Tally every line of the material that includes "Through", then give the tally and nothing else.

** START OF Source data **

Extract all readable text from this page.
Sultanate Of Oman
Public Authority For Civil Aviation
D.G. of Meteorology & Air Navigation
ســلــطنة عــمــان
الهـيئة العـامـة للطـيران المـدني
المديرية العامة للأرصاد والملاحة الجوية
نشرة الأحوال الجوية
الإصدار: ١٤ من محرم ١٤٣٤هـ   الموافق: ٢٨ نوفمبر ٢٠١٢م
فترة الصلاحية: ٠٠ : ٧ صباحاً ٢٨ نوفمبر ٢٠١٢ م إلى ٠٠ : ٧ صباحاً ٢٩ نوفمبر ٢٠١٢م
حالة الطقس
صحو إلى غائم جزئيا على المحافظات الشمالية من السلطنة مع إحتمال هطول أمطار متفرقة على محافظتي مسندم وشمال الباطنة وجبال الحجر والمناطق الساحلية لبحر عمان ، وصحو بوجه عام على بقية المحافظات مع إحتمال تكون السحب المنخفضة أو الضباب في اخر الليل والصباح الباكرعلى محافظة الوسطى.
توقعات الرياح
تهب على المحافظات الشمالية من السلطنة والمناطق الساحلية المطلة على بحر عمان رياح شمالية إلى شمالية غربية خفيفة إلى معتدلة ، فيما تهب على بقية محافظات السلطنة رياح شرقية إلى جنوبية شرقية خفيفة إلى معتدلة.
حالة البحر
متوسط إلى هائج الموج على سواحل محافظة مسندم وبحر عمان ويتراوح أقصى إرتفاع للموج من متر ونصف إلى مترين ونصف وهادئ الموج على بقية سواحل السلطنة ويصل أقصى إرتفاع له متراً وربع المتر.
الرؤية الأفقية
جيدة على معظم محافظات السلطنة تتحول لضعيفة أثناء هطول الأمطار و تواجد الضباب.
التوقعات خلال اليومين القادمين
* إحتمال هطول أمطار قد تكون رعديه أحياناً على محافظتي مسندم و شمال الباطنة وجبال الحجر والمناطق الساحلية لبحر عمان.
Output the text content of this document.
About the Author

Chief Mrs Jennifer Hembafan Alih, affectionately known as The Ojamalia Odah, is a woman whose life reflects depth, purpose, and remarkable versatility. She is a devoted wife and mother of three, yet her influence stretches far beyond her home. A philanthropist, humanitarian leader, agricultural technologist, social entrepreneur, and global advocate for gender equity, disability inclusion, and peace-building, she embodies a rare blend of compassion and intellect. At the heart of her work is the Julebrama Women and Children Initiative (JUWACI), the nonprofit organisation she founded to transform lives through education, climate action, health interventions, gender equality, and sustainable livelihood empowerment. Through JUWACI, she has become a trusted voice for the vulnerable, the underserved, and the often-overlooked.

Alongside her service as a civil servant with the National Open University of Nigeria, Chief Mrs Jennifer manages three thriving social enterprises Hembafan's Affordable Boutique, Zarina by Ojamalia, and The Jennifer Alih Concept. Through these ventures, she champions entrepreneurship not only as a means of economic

** END OF Source data **

• [Answer to the task]:
2